(Saved data entries)
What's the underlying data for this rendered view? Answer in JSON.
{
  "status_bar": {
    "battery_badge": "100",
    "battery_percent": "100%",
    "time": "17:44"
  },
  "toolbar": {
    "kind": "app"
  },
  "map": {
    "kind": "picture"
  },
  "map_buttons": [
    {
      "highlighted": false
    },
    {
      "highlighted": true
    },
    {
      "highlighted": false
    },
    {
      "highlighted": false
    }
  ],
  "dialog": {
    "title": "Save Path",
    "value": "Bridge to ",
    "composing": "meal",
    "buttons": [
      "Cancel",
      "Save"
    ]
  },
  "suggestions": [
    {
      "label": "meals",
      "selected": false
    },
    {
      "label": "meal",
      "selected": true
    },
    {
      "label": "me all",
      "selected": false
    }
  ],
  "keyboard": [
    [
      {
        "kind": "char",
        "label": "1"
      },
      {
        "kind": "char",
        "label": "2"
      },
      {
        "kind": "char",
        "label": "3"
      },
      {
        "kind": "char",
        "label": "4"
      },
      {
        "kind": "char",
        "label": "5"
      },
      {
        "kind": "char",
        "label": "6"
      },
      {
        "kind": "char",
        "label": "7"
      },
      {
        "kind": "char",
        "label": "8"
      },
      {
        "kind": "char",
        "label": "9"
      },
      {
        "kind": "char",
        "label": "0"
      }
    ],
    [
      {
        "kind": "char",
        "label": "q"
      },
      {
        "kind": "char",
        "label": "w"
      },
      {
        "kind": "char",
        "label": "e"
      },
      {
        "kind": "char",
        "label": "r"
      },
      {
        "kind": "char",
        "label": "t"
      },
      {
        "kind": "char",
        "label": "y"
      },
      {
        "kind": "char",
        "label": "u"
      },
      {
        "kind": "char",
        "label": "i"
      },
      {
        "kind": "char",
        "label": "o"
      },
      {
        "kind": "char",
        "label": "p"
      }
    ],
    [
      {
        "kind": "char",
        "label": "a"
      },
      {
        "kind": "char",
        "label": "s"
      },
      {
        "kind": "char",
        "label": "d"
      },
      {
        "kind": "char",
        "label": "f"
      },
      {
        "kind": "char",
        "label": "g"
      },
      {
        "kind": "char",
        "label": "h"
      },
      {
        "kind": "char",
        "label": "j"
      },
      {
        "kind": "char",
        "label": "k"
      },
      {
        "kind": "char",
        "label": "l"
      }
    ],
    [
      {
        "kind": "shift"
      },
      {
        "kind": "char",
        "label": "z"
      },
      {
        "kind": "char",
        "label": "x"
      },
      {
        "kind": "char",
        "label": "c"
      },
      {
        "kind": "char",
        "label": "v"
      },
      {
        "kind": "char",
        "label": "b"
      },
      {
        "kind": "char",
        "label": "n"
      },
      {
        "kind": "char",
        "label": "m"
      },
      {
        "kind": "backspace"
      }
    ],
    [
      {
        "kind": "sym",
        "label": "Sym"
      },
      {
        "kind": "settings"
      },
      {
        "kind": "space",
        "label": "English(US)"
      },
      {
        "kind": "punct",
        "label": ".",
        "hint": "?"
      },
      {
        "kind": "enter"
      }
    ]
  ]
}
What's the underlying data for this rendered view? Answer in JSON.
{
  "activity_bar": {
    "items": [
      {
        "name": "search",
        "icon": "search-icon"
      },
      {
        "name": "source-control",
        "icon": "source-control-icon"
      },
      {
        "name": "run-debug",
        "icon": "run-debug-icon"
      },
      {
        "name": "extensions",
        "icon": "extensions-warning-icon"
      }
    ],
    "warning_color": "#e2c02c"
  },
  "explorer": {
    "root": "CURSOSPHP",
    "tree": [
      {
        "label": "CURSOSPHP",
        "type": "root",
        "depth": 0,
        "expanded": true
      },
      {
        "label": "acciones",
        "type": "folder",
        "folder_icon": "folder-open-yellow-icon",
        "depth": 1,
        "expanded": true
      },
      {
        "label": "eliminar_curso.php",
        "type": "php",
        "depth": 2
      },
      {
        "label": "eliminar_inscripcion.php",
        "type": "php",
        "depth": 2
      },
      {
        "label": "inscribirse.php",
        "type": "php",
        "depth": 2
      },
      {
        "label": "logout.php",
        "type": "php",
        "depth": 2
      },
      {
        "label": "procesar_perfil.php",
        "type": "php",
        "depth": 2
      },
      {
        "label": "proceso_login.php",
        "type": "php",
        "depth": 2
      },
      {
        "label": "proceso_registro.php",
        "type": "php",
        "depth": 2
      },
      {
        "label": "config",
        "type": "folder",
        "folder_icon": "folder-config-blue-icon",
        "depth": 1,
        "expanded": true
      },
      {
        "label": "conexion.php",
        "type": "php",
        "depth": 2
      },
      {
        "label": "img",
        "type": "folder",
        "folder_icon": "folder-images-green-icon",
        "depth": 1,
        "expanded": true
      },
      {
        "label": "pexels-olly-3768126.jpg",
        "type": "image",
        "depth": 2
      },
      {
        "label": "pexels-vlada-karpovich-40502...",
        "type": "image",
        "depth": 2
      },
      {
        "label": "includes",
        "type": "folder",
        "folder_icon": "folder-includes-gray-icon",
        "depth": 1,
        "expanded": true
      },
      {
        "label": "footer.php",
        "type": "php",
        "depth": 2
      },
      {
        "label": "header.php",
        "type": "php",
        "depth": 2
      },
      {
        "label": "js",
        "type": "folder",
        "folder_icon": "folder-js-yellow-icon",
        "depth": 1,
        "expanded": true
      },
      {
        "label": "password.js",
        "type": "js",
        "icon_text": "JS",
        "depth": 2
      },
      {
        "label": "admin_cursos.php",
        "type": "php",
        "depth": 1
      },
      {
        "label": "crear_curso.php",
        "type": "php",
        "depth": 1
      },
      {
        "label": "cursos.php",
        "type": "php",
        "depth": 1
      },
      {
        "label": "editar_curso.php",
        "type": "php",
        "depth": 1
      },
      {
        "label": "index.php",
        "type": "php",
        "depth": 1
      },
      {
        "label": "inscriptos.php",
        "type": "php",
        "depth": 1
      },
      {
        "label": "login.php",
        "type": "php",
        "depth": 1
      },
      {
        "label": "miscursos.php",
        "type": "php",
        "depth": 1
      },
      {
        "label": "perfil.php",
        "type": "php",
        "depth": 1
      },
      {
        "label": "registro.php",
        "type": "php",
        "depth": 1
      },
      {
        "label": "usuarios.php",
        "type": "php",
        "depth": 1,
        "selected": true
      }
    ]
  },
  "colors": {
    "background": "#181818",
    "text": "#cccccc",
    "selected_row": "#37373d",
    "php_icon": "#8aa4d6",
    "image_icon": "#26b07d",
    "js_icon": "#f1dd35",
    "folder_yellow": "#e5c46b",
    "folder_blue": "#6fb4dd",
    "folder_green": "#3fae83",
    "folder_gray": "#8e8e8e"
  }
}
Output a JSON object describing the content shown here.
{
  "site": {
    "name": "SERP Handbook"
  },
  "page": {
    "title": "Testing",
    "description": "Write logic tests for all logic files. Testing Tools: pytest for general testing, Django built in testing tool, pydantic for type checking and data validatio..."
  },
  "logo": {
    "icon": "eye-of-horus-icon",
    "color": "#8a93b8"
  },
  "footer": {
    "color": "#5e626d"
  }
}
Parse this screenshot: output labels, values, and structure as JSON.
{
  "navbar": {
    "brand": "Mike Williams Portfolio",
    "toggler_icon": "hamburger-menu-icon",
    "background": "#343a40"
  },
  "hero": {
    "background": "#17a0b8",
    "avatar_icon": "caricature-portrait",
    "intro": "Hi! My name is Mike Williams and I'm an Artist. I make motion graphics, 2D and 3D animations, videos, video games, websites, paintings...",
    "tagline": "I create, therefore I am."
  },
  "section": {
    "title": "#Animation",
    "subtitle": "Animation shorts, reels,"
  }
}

→ Task to carry out
Pull out every line of the records above that contains the word "Testing".

→ Task response
    "title": "Testing",
    "description": "Write logic tests for all logic files. Testing Tools: pytest for general testing, Django built in testing tool, pydantic for type checking and data validatio..."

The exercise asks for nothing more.